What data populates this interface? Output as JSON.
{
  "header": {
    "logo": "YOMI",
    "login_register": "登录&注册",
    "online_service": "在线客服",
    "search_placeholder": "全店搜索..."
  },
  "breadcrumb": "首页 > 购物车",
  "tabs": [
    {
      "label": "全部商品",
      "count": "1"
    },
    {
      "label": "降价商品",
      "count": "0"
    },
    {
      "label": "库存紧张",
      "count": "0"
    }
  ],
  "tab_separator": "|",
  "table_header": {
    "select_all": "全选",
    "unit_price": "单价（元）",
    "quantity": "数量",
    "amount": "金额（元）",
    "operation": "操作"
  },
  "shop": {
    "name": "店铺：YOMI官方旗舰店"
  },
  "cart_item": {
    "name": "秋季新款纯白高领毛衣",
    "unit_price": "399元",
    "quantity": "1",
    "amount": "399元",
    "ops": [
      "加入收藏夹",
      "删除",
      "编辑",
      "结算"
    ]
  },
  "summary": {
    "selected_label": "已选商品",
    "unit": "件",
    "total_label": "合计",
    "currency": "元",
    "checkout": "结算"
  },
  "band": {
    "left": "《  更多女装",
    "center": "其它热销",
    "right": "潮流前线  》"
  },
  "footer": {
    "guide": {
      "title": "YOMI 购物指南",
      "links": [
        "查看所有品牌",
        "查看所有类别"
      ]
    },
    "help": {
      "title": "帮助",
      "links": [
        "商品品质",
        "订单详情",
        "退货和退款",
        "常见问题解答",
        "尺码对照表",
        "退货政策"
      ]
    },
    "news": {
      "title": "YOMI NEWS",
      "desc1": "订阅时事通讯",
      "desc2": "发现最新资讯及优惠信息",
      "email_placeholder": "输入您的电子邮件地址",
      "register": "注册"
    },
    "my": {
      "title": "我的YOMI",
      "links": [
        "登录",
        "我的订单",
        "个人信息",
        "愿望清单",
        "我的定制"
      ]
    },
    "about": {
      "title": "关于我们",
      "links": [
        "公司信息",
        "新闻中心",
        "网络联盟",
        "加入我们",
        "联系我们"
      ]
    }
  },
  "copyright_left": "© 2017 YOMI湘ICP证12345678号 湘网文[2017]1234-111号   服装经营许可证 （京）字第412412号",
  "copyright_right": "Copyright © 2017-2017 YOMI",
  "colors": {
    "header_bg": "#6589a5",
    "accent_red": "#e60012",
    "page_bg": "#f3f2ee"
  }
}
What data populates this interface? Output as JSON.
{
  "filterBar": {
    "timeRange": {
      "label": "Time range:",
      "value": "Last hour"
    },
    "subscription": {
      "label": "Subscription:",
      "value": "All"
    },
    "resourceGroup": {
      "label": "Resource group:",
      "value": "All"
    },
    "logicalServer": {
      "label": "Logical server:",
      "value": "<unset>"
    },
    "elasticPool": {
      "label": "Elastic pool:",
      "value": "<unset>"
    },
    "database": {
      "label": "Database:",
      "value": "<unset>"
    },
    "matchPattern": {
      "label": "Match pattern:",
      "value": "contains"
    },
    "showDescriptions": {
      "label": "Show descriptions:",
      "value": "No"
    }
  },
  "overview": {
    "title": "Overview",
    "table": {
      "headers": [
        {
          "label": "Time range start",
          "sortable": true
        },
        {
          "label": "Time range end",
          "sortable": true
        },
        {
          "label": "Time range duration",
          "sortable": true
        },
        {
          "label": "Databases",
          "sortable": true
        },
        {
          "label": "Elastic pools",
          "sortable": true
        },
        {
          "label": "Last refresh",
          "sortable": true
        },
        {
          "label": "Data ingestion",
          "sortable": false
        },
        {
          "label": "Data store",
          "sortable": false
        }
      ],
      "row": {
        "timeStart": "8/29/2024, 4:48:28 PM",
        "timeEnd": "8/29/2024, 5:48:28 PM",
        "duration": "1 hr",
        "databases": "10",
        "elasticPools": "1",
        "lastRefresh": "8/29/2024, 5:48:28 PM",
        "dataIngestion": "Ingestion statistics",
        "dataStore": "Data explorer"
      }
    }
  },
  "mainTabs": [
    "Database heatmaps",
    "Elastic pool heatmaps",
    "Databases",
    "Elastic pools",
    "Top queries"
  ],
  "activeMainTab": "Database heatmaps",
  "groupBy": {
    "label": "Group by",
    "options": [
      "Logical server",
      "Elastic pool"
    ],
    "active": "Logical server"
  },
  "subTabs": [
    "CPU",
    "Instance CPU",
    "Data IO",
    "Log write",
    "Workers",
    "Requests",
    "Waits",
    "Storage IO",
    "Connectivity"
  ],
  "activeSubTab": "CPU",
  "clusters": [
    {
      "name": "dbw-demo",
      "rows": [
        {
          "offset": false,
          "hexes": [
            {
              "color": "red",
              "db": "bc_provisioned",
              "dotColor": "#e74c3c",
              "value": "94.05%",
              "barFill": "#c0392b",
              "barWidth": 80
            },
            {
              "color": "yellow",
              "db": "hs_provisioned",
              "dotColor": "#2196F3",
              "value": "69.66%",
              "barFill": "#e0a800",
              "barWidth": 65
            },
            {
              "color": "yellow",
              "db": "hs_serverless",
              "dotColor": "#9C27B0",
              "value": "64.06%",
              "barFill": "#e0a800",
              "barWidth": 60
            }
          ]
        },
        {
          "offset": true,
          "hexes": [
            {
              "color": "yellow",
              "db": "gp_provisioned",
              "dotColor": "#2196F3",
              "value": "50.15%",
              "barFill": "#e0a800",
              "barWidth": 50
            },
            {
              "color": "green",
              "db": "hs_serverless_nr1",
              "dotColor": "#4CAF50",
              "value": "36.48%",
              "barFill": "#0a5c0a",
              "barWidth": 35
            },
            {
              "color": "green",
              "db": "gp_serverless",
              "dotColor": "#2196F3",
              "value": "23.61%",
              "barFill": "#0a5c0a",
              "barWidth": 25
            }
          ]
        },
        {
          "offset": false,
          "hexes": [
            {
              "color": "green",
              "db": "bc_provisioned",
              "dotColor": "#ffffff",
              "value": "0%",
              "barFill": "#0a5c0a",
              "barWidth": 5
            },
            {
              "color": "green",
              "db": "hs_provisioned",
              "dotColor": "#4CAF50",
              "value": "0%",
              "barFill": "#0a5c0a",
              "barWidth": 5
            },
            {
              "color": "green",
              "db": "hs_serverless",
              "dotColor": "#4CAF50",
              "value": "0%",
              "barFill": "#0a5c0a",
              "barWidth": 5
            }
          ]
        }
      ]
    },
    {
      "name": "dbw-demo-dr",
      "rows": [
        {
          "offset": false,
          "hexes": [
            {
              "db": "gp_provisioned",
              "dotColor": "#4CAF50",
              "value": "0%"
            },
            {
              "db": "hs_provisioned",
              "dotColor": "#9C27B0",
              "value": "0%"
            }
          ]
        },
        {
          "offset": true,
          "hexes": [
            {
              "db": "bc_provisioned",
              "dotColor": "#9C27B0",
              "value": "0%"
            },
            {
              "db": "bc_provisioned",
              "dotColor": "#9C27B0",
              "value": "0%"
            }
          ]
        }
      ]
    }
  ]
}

•••••

▶ To be done
Output the listing above word for word.

▶ Exercise output
What data populates this interface? Output as JSON.
{
  "header": {
    "logo": "YOMI",
    "login_register": "登录&注册",
    "online_service": "在线客服",
    "search_placeholder": "全店搜索..."
  },
  "breadcrumb": "首页 > 购物车",
  "tabs": [
    {
      "label": "全部商品",
      "count": "1"
    },
    {
      "label": "降价商品",
      "count": "0"
    },
    {
      "label": "库存紧张",
      "count": "0"
    }
  ],
  "tab_separator": "|",
  "table_header": {
    "select_all": "全选",
    "unit_price": "单价（元）",
    "quantity": "数量",
    "amount": "金额（元）",
    "operation": "操作"
  },
  "shop": {
    "name": "店铺：YOMI官方旗舰店"
  },
  "cart_item": {
    "name": "秋季新款纯白高领毛衣",
    "unit_price": "399元",
    "quantity": "1",
    "amount": "399元",
    "ops": [
      "加入收藏夹",
      "删除",
      "编辑",
      "结算"
    ]
  },
  "summary": {
    "selected_label": "已选商品",
    "unit": "件",
    "total_label": "合计",
    "currency": "元",
    "checkout": "结算"
  },
  "band": {
    "left": "《  更多女装",
    "center": "其它热销",
    "right": "潮流前线  》"
  },
  "footer": {
    "guide": {
      "title": "YOMI 购物指南",
      "links": [
        "查看所有品牌",
        "查看所有类别"
      ]
    },
    "help": {
      "title": "帮助",
      "links": [
        "商品品质",
        "订单详情",
        "退货和退款",
        "常见问题解答",
        "尺码对照表",
        "退货政策"
      ]
    },
    "news": {
      "title": "YOMI NEWS",
      "desc1": "订阅时事通讯",
      "desc2": "发现最新资讯及优惠信息",
      "email_placeholder": "输入您的电子邮件地址",
      "register": "注册"
    },
    "my": {
      "title": "我的YOMI",
      "links": [
        "登录",
        "我的订单",
        "个人信息",
        "愿望清单",
        "我的定制"
      ]
    },
    "about": {
      "title": "关于我们",
      "links": [
        "公司信息",
        "新闻中心",
        "网络联盟",
        "加入我们",
        "联系我们"
      ]
    }
  },
  "copyright_left": "© 2017 YOMI湘ICP证12345678号 湘网文[2017]1234-111号   服装经营许可证 （京）字第412412号",
  "copyright_right": "Copyright © 2017-2017 YOMI",
  "colors": {
    "header_bg": "#6589a5",
    "accent_red": "#e60012",
    "page_bg": "#f3f2ee"
  }
}
What data populates this interface? Output as JSON.
{
  "filterBar": {
    "timeRange": {
      "label": "Time range:",
      "value": "Last hour"
    },
    "subscription": {
      "label": "Subscription:",
      "value": "All"
    },
    "resourceGroup": {
      "label": "Resource group:",
      "value": "All"
    },
    "logicalServer": {
      "label": "Logical server:",
      "value": "<unset>"
    },
    "elasticPool": {
      "label": "Elastic pool:",
      "value": "<unset>"
    },
    "database": {
      "label": "Database:",
      "value": "<unset>"
    },
    "matchPattern": {
      "label": "Match pattern:",
      "value": "contains"
    },
    "showDescriptions": {
      "label": "Show descriptions:",
      "value": "No"
    }
  },
  "overview": {
    "title": "Overview",
    "table": {
      "headers": [
        {
          "label": "Time range start",
          "sortable": true
        },
        {
          "label": "Time range end",
          "sortable": true
        },
        {
          "label": "Time range duration",
          "sortable": true
        },
        {
          "label": "Databases",
          "sortable": true
        },
        {
          "label": "Elastic pools",
          "sortable": true
        },
        {
          "label": "Last refresh",
          "sortable": true
        },
        {
          "label": "Data ingestion",
          "sortable": false
        },
        {
          "label": "Data store",
          "sortable": false
        }
      ],
      "row": {
        "timeStart": "8/29/2024, 4:48:28 PM",
        "timeEnd": "8/29/2024, 5:48:28 PM",
        "duration": "1 hr",
        "databases": "10",
        "elasticPools": "1",
        "lastRefresh": "8/29/2024, 5:48:28 PM",
        "dataIngestion": "Ingestion statistics",
        "dataStore": "Data explorer"
      }
    }
  },
  "mainTabs": [
    "Database heatmaps",
    "Elastic pool heatmaps",
    "Databases",
    "Elastic pools",
    "Top queries"
  ],
  "activeMainTab": "Database heatmaps",
  "groupBy": {
    "label": "Group by",
    "options": [
      "Logical server",
      "Elastic pool"
    ],
    "active": "Logical server"
  },
  "subTabs": [
    "CPU",
    "Instance CPU",
    "Data IO",
    "Log write",
    "Workers",
    "Requests",
    "Waits",
    "Storage IO",
    "Connectivity"
  ],
  "activeSubTab": "CPU",
  "clusters": [
    {
      "name": "dbw-demo",
      "rows": [
        {
          "offset": false,
          "hexes": [
            {
              "color": "red",
              "db": "bc_provisioned",
              "dotColor": "#e74c3c",
              "value": "94.05%",
              "barFill": "#c0392b",
              "barWidth": 80
            },
            {
              "color": "yellow",
              "db": "hs_provisioned",
              "dotColor": "#2196F3",
              "value": "69.66%",
              "barFill": "#e0a800",
              "barWidth": 65
            },
            {
              "color": "yellow",
              "db": "hs_serverless",
              "dotColor": "#9C27B0",
              "value": "64.06%",
              "barFill": "#e0a800",
              "barWidth": 60
            }
          ]
        },
        {
          "offset": true,
          "hexes": [
            {
              "color": "yellow",
              "db": "gp_provisioned",
              "dotColor": "#2196F3",
              "value": "50.15%",
              "barFill": "#e0a800",
              "barWidth": 50
            },
            {
              "color": "green",
              "db": "hs_serverless_nr1",
              "dotColor": "#4CAF50",
              "value": "36.48%",
              "barFill": "#0a5c0a",
              "barWidth": 35
            },
            {
              "color": "green",
              "db": "gp_serverless",
              "dotColor": "#2196F3",
              "value": "23.61%",
              "barFill": "#0a5c0a",
              "barWidth": 25
            }
          ]
        },
        {
          "offset": false,
          "hexes": [
            {
              "color": "green",
              "db": "bc_provisioned",
              "dotColor": "#ffffff",
              "value": "0%",
              "barFill": "#0a5c0a",
              "barWidth": 5
            },
            {
              "color": "green",
              "db": "hs_provisioned",
              "dotColor": "#4CAF50",
              "value": "0%",
              "barFill": "#0a5c0a",
              "barWidth": 5
            },
            {
              "color": "green",
              "db": "hs_serverless",
              "dotColor": "#4CAF50",
              "value": "0%",
              "barFill": "#0a5c0a",
              "barWidth": 5
            }
          ]
        }
      ]
    },
    {
      "name": "dbw-demo-dr",
      "rows": [
        {
          "offset": false,
          "hexes": [
            {
              "db": "gp_provisioned",
              "dotColor": "#4CAF50",
              "value": "0%"
            },
            {
              "db": "hs_provisioned",
              "dotColor": "#9C27B0",
              "value": "0%"
            }
          ]
        },
        {
          "offset": true,
          "hexes": [
            {
              "db": "bc_provisioned",
              "dotColor": "#9C27B0",
              "value": "0%"
            },
            {
              "db": "bc_provisioned",
              "dotColor": "#9C27B0",
              "value": "0%"
            }
          ]
        }
      ]
    }
  ]
}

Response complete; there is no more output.